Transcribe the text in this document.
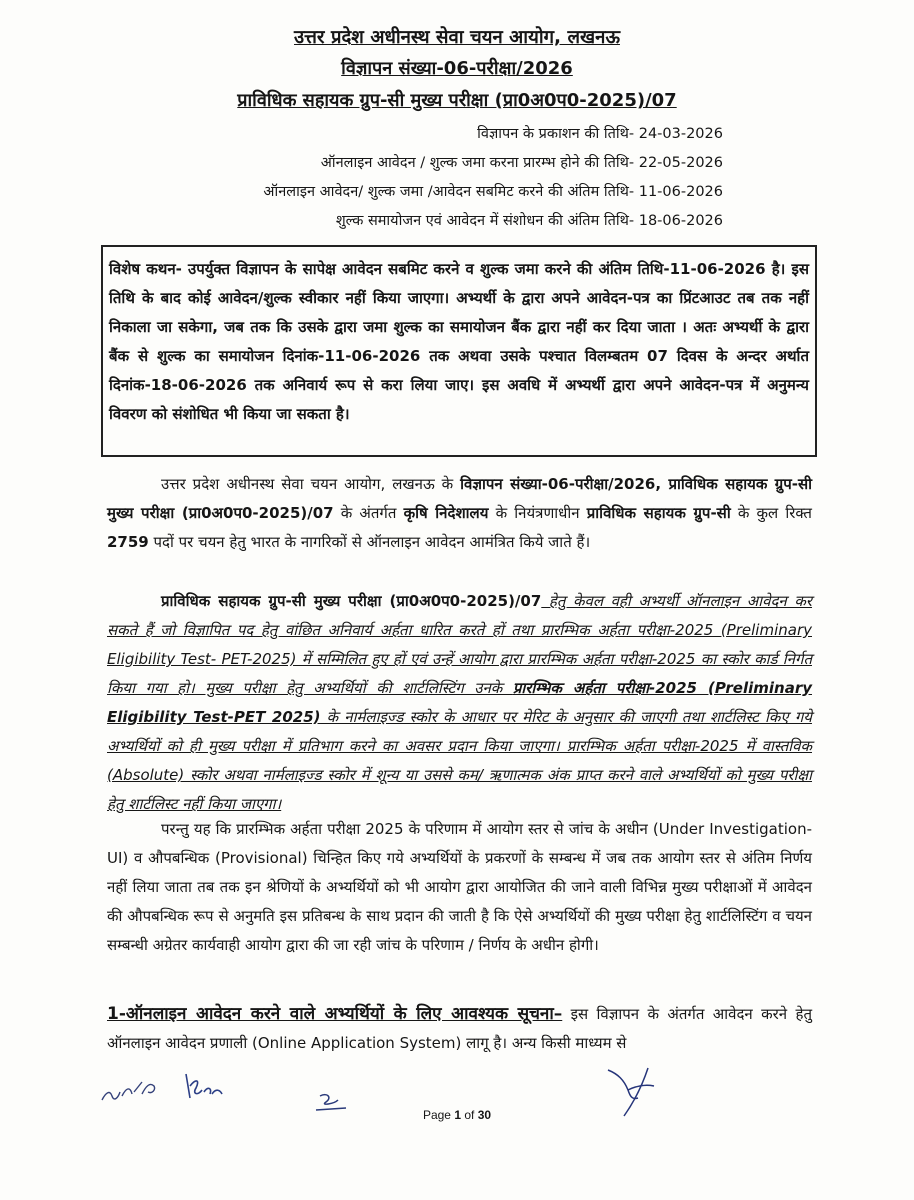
उत्तर प्रदेश अधीनस्थ सेवा चयन आयोग, लखनऊ
विज्ञापन संख्या-06-परीक्षा/2026
प्राविधिक सहायक ग्रुप-सी मुख्य परीक्षा (प्रा0अ0प0-2025)/07
विज्ञापन के प्रकाशन की तिथि- 24-03-2026
ऑनलाइन आवेदन / शुल्क जमा करना प्रारम्भ होने की तिथि- 22-05-2026
ऑनलाइन आवेदन/ शुल्क जमा /आवेदन सबमिट करने की अंतिम तिथि- 11-06-2026
शुल्क समायोजन एवं आवेदन में संशोधन की अंतिम तिथि- 18-06-2026

विशेष कथन- उपर्युक्त विज्ञापन के सापेक्ष आवेदन सबमिट करने व शुल्क जमा करने की अंतिम तिथि-11-06-2026 है। इस तिथि के बाद कोई आवेदन/शुल्क स्वीकार नहीं किया जाएगा। अभ्यर्थी के द्वारा अपने आवेदन-पत्र का प्रिंटआउट तब तक नहीं निकाला जा सकेगा, जब तक कि उसके द्वारा जमा शुल्क का समायोजन बैंक द्वारा नहीं कर दिया जाता । अतः अभ्यर्थी के द्वारा बैंक से शुल्क का समायोजन दिनांक-11-06-2026 तक अथवा उसके पश्चात विलम्बतम 07 दिवस के अन्दर अर्थात दिनांक-18-06-2026 तक अनिवार्य रूप से करा लिया जाए। इस अवधि में अभ्यर्थी द्वारा अपने आवेदन-पत्र में अनुमन्य विवरण को संशोधित भी किया जा सकता है।

उत्तर प्रदेश अधीनस्थ सेवा चयन आयोग, लखनऊ के विज्ञापन संख्या-06-परीक्षा/2026, प्राविधिक सहायक ग्रुप-सी मुख्य परीक्षा (प्रा0अ0प0-2025)/07 के अंतर्गत कृषि निदेशालय के नियंत्रणाधीन प्राविधिक सहायक ग्रुप-सी के कुल रिक्त 2759 पदों पर चयन हेतु भारत के नागरिकों से ऑनलाइन आवेदन आमंत्रित किये जाते हैं।

प्राविधिक सहायक ग्रुप-सी मुख्य परीक्षा (प्रा0अ0प0-2025)/07 हेतु केवल वही अभ्यर्थी ऑनलाइन आवेदन कर सकते हैं जो विज्ञापित पद हेतु वांछित अनिवार्य अर्हता धारित करते हों तथा प्रारम्भिक अर्हता परीक्षा-2025 (Preliminary Eligibility Test- PET-2025) में सम्मिलित हुए हों एवं उन्हें आयोग द्वारा प्रारम्भिक अर्हता परीक्षा-2025 का स्कोर कार्ड निर्गत किया गया हो। मुख्य परीक्षा हेतु अभ्यर्थियों की शार्टलिस्टिंग उनके प्रारम्भिक अर्हता परीक्षा-2025 (Preliminary Eligibility Test-PET 2025) के नार्मलाइज्ड स्कोर के आधार पर मेरिट के अनुसार की जाएगी तथा शार्टलिस्ट किए गये अभ्यर्थियों को ही मुख्य परीक्षा में प्रतिभाग करने का अवसर प्रदान किया जाएगा। प्रारम्भिक अर्हता परीक्षा-2025 में वास्तविक (Absolute) स्कोर अथवा नार्मलाइज्ड स्कोर में शून्य या उससे कम/ ऋणात्मक अंक प्राप्त करने वाले अभ्यर्थियों को मुख्य परीक्षा हेतु शार्टलिस्ट नहीं किया जाएगा।

परन्तु यह कि प्रारम्भिक अर्हता परीक्षा 2025 के परिणाम में आयोग स्तर से जांच के अधीन (Under Investigation-UI) व औपबन्धिक (Provisional) चिन्हित किए गये अभ्यर्थियों के प्रकरणों के सम्बन्ध में जब तक आयोग स्तर से अंतिम निर्णय नहीं लिया जाता तब तक इन श्रेणियों के अभ्यर्थियों को भी आयोग द्वारा आयोजित की जाने वाली विभिन्न मुख्य परीक्षाओं में आवेदन की औपबन्धिक रूप से अनुमति इस प्रतिबन्ध के साथ प्रदान की जाती है कि ऐसे अभ्यर्थियों की मुख्य परीक्षा हेतु शार्टलिस्टिंग व चयन सम्बन्धी अग्रेतर कार्यवाही आयोग द्वारा की जा रही जांच के परिणाम / निर्णय के अधीन होगी।

1-ऑनलाइन आवेदन करने वाले अभ्यर्थियों के लिए आवश्यक सूचना– इस विज्ञापन के अंतर्गत आवेदन करने हेतु ऑनलाइन आवेदन प्रणाली (Online Application System) लागू है। अन्य किसी माध्यम से

Page 1 of 30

* To do
Each line above that holds the string "लखनऊ" should be copied and shown.

* Written response
उत्तर प्रदेश अधीनस्थ सेवा चयन आयोग, लखनऊ
उत्तर प्रदेश अधीनस्थ सेवा चयन आयोग, लखनऊ के विज्ञापन संख्या-06-परीक्षा/2026, प्राविधिक सहायक ग्रुप-सी मुख्य परीक्षा (प्रा0अ0प0-2025)/07 के अंतर्गत कृषि निदेशालय के नियंत्रणाधीन प्राविधिक सहायक ग्रुप-सी के कुल रिक्त 2759 पदों पर चयन हेतु भारत के नागरिकों से ऑनलाइन आवेदन आमंत्रित किये जाते हैं।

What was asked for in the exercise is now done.